** EXERCISE PROMPT **
Look through the data below. Collect every line where the word "мероприятий" occurs.

** Records **
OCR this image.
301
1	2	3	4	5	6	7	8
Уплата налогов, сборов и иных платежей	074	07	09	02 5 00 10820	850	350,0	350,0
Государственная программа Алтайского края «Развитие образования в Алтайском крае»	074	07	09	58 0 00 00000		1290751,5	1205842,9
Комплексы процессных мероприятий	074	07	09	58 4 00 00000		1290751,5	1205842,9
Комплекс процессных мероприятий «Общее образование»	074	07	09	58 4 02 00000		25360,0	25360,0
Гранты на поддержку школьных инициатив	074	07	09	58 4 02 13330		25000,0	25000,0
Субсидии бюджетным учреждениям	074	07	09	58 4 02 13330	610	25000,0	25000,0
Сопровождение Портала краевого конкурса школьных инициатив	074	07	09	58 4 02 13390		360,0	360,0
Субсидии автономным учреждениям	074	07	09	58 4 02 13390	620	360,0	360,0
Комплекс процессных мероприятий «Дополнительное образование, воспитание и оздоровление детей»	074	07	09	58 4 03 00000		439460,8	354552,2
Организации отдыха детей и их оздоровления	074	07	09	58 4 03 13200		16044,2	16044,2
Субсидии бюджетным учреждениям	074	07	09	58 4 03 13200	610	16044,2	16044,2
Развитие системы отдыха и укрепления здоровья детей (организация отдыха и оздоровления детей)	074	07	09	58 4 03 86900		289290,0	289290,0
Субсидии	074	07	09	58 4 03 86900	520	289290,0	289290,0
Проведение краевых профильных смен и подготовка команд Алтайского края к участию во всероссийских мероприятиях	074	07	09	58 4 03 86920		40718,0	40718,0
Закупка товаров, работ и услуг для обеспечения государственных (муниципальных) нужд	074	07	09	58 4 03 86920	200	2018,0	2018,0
==
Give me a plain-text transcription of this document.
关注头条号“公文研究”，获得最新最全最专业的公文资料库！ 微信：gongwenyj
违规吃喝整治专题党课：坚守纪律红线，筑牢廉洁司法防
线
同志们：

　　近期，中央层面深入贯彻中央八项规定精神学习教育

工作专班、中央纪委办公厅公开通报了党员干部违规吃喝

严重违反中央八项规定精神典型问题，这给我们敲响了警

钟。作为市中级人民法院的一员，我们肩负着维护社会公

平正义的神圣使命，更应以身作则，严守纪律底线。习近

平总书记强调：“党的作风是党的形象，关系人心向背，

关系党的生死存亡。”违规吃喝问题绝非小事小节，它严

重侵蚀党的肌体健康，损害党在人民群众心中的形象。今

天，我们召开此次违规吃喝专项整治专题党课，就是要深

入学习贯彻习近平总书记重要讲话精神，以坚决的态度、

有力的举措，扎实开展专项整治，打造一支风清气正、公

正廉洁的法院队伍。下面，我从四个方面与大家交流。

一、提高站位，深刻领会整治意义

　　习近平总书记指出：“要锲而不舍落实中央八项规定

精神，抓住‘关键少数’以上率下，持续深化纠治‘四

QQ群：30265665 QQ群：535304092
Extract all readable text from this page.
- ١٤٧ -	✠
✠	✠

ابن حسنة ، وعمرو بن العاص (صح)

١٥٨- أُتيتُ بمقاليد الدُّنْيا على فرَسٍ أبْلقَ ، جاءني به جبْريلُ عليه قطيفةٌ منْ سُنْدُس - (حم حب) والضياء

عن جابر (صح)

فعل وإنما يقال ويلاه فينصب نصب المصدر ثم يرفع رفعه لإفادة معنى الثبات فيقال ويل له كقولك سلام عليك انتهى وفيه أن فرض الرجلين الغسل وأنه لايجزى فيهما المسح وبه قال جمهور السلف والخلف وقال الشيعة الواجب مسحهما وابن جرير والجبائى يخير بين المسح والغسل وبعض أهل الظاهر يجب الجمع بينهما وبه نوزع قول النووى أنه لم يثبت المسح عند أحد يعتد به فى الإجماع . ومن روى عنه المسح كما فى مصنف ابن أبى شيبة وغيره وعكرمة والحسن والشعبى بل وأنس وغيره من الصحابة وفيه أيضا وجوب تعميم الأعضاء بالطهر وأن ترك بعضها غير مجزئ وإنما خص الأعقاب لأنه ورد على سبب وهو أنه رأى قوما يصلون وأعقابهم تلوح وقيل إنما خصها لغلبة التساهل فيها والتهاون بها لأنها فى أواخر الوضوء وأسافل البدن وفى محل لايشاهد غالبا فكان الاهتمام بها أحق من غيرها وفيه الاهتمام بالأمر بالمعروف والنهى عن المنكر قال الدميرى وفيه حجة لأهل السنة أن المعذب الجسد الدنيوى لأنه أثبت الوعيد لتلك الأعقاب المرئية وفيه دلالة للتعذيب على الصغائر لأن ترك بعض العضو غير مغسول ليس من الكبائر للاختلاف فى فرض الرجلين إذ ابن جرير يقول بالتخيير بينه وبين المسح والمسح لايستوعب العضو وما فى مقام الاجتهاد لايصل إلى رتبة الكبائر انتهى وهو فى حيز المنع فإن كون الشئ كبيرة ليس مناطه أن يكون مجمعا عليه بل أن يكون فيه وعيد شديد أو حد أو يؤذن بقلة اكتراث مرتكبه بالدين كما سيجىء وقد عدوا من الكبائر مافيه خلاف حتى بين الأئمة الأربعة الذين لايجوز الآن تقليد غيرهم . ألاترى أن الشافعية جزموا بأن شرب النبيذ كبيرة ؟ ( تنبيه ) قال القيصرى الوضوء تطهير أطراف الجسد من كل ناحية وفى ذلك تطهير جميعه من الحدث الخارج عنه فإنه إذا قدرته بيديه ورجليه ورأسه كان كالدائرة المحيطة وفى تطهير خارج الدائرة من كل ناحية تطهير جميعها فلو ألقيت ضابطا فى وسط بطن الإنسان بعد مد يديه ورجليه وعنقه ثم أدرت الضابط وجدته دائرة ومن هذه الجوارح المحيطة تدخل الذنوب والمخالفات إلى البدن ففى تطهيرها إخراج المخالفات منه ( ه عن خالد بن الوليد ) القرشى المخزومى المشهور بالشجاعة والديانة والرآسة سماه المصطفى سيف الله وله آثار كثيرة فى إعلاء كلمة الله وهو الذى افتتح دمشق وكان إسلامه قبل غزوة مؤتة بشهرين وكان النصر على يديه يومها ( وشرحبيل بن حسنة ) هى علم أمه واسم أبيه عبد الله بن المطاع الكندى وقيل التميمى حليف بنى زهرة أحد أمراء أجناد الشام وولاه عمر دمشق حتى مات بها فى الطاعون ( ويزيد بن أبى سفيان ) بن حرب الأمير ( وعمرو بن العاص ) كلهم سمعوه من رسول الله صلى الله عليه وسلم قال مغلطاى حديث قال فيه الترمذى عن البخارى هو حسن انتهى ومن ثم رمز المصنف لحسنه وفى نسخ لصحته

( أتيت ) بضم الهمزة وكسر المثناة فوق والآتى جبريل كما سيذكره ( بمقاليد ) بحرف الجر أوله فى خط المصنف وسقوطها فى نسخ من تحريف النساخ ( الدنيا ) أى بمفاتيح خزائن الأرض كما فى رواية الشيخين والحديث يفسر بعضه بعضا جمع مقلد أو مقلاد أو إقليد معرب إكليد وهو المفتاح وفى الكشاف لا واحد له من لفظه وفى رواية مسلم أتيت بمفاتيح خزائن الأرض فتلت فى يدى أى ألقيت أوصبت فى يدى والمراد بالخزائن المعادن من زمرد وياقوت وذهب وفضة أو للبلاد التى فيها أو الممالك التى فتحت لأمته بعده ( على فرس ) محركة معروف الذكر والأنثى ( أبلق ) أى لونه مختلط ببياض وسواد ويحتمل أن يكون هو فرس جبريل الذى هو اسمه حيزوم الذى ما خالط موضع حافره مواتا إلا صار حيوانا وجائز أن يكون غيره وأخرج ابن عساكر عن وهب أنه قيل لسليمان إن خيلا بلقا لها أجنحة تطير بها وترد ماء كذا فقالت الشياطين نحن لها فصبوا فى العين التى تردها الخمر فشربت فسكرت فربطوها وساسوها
---
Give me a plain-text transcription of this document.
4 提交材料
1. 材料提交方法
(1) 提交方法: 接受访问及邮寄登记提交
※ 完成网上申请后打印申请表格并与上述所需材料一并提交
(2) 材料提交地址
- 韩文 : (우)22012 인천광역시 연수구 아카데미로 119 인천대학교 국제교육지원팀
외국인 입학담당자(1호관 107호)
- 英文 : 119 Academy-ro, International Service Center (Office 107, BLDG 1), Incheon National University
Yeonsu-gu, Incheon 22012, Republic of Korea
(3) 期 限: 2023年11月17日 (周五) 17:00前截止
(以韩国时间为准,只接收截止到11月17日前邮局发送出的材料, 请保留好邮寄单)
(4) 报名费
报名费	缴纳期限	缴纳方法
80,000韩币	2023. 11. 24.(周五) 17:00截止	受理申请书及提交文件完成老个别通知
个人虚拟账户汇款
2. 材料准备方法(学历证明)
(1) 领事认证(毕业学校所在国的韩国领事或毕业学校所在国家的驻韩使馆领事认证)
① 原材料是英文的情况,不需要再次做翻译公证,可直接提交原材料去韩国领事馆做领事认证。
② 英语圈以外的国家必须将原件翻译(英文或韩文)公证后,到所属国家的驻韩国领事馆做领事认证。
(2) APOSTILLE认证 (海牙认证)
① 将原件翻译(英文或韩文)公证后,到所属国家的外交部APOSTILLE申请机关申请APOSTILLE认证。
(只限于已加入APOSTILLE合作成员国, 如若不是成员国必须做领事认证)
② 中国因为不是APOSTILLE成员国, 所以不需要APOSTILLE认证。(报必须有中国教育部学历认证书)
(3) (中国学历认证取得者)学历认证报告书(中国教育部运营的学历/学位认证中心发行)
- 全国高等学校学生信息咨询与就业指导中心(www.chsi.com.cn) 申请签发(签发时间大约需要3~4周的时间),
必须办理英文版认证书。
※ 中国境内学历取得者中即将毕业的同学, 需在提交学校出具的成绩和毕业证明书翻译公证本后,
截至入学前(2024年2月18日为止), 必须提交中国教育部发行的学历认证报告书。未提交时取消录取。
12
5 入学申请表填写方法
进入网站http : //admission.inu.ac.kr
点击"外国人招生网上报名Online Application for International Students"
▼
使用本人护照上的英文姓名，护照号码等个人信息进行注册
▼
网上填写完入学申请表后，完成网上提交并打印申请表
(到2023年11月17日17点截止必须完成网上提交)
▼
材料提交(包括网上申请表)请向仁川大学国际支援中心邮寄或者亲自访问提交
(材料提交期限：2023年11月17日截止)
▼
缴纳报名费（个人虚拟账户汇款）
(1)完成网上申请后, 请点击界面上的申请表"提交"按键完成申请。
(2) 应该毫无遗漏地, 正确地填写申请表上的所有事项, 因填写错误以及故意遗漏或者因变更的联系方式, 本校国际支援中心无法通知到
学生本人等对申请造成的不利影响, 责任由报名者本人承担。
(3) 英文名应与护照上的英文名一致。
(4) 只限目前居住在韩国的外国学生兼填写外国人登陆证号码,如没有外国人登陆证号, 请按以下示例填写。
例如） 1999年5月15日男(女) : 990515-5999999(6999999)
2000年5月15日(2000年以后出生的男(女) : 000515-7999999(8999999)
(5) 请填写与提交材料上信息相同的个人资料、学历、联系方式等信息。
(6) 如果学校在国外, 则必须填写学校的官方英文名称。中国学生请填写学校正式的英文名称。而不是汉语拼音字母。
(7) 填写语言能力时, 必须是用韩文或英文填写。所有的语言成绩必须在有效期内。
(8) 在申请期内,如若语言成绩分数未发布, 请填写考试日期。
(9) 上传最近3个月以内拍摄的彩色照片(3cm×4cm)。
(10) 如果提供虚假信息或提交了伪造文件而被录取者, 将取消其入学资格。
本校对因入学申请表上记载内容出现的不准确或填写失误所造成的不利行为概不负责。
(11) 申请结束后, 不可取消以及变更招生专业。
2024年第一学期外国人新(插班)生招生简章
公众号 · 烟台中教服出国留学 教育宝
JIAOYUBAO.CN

** RESULT OF THIS EXERCISE **
Комплексы процессных мероприятий	074	07	09	58 4 00 00000		1290751,5	1205842,9
Комплекс процессных мероприятий «Общее образование»	074	07	09	58 4 02 00000		25360,0	25360,0
Комплекс процессных мероприятий «Дополнительное образование, воспитание и оздоровление детей»	074	07	09	58 4 03 00000		439460,8	354552,2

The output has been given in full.